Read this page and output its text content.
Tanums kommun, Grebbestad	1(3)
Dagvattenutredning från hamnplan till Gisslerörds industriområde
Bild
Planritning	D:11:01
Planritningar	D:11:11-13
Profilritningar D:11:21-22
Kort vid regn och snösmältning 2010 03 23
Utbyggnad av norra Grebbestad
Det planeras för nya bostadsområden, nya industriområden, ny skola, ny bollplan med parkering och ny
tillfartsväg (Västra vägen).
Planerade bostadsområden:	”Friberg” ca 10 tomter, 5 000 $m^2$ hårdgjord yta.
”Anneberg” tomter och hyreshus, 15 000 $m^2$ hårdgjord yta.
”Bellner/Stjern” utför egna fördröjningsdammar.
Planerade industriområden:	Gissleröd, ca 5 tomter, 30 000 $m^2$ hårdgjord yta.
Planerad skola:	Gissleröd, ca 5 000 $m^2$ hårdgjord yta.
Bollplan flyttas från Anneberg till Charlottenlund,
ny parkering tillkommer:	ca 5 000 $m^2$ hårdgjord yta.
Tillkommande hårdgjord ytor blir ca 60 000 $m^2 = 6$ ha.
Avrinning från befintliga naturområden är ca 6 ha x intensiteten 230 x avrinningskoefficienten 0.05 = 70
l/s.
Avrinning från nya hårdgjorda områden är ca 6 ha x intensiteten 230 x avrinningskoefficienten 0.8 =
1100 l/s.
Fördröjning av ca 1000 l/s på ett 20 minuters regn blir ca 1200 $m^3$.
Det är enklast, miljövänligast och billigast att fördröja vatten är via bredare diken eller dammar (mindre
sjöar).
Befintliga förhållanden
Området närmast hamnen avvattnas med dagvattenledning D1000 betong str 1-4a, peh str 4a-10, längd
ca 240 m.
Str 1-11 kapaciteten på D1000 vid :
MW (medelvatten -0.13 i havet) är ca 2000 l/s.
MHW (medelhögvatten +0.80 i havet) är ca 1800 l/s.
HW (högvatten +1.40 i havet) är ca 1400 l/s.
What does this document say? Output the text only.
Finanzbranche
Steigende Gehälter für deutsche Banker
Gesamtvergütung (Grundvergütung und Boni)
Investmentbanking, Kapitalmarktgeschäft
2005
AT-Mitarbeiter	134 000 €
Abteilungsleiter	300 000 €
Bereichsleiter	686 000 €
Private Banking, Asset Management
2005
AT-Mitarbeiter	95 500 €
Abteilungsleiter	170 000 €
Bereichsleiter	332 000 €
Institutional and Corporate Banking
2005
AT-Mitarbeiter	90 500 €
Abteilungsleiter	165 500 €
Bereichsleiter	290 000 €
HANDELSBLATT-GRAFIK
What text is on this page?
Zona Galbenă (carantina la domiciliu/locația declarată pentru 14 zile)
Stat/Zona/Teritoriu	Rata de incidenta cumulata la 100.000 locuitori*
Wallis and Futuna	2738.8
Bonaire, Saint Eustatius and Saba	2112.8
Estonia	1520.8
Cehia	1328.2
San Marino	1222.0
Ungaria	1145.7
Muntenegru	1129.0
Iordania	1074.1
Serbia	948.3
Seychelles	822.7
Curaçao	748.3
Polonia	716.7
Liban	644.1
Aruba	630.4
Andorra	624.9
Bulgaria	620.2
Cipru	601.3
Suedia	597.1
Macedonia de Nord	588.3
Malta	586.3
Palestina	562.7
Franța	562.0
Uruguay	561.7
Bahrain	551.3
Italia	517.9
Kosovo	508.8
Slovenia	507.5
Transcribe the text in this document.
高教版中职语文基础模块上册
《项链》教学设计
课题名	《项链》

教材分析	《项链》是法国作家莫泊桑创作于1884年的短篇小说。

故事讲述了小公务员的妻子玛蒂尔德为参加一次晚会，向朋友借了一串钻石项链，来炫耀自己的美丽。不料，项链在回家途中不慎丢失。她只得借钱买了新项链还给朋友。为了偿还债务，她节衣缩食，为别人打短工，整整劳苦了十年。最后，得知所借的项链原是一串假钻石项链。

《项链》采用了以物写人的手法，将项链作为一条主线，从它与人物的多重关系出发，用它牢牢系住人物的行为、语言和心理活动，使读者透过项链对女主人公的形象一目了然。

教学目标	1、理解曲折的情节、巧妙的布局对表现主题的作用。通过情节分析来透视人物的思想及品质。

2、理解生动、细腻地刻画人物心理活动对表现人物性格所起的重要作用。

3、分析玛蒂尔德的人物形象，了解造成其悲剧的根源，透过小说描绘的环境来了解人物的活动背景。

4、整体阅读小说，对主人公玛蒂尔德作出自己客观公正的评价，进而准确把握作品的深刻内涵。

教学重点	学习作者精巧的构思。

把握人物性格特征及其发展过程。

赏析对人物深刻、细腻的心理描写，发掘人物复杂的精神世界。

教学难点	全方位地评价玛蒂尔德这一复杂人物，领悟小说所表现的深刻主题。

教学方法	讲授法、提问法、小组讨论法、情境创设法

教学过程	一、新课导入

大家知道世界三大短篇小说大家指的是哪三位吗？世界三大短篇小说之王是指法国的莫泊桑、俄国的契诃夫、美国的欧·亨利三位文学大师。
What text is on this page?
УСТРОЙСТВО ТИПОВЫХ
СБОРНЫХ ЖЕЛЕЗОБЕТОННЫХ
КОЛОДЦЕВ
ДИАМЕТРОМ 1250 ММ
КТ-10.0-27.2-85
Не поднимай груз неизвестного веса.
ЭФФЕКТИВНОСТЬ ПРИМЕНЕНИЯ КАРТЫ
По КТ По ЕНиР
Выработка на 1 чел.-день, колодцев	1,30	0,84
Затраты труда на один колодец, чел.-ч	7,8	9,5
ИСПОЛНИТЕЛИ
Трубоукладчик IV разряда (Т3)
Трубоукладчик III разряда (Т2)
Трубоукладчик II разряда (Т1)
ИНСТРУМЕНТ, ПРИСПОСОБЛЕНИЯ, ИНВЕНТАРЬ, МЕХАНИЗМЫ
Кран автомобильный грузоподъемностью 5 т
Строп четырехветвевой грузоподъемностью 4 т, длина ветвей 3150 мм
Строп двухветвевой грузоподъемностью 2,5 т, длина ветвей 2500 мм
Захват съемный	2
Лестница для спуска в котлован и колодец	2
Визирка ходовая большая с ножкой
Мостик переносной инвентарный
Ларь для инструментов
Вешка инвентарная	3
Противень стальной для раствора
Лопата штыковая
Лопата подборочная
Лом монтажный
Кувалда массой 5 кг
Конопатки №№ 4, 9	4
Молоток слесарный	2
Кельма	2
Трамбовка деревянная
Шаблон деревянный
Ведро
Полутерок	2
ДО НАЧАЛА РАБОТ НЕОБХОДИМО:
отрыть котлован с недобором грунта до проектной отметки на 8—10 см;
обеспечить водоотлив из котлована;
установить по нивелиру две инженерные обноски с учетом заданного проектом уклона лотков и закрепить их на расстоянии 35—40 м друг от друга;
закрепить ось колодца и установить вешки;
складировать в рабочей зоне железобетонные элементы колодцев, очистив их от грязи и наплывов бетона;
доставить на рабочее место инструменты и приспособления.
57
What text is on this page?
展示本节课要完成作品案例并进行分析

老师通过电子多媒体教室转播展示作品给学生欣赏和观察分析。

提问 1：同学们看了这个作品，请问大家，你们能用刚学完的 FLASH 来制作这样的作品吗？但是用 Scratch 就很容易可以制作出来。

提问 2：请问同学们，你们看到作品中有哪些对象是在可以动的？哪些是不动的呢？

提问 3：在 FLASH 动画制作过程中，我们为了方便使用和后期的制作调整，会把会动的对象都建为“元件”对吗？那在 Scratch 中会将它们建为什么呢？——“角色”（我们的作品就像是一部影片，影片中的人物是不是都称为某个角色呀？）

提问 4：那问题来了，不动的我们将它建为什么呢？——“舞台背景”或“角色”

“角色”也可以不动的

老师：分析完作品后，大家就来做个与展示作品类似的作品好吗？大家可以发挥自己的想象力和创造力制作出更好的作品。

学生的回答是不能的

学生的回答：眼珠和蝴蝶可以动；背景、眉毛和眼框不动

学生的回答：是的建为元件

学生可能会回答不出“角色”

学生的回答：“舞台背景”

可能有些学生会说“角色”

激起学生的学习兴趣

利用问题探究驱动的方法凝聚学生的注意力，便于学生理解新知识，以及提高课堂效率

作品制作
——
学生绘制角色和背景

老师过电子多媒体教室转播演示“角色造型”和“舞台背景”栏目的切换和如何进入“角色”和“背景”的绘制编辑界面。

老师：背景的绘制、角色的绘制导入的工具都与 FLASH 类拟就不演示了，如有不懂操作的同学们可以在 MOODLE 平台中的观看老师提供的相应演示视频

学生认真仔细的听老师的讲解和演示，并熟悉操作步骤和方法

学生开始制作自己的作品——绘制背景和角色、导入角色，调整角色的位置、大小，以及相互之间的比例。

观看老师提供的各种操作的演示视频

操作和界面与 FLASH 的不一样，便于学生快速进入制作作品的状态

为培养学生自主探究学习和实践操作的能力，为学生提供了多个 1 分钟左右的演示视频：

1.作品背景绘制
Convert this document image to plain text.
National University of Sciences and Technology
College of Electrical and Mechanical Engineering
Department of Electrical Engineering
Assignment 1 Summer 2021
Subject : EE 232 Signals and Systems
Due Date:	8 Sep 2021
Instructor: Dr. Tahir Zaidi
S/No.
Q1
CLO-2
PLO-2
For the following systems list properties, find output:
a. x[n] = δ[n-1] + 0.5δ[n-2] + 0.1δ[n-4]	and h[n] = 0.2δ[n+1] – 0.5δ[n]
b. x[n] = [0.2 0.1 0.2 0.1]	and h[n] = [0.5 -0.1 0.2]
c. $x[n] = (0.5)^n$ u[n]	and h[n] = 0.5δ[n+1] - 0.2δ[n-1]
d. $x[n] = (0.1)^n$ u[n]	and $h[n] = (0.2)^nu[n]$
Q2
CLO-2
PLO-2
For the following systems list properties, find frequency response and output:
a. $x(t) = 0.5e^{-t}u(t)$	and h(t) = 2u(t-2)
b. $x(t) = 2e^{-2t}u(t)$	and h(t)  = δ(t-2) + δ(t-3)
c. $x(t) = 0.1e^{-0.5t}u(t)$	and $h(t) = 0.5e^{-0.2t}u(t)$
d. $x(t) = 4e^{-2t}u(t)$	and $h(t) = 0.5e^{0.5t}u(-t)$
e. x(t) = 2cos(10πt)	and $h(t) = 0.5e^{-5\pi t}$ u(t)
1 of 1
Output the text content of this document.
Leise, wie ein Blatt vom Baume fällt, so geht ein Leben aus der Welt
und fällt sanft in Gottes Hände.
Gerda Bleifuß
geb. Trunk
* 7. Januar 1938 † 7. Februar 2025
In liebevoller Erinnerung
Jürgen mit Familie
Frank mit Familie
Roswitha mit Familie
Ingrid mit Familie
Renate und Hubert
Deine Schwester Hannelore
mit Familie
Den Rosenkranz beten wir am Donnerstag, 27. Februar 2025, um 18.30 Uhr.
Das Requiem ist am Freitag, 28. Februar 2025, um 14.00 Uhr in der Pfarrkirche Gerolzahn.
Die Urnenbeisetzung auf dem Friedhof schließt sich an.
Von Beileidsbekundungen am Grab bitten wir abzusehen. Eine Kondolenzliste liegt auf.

----------

_Objective_
Using the listing above, gather each line that holds the string "text" and copy it.

_Result below_
Read this page and output its text content.
What does this document say? Output the text only.
What text is on this page?
Transcribe the text in this document.
What text is on this page?
What text is on this page?
Convert this document image to plain text.
Output the text content of this document.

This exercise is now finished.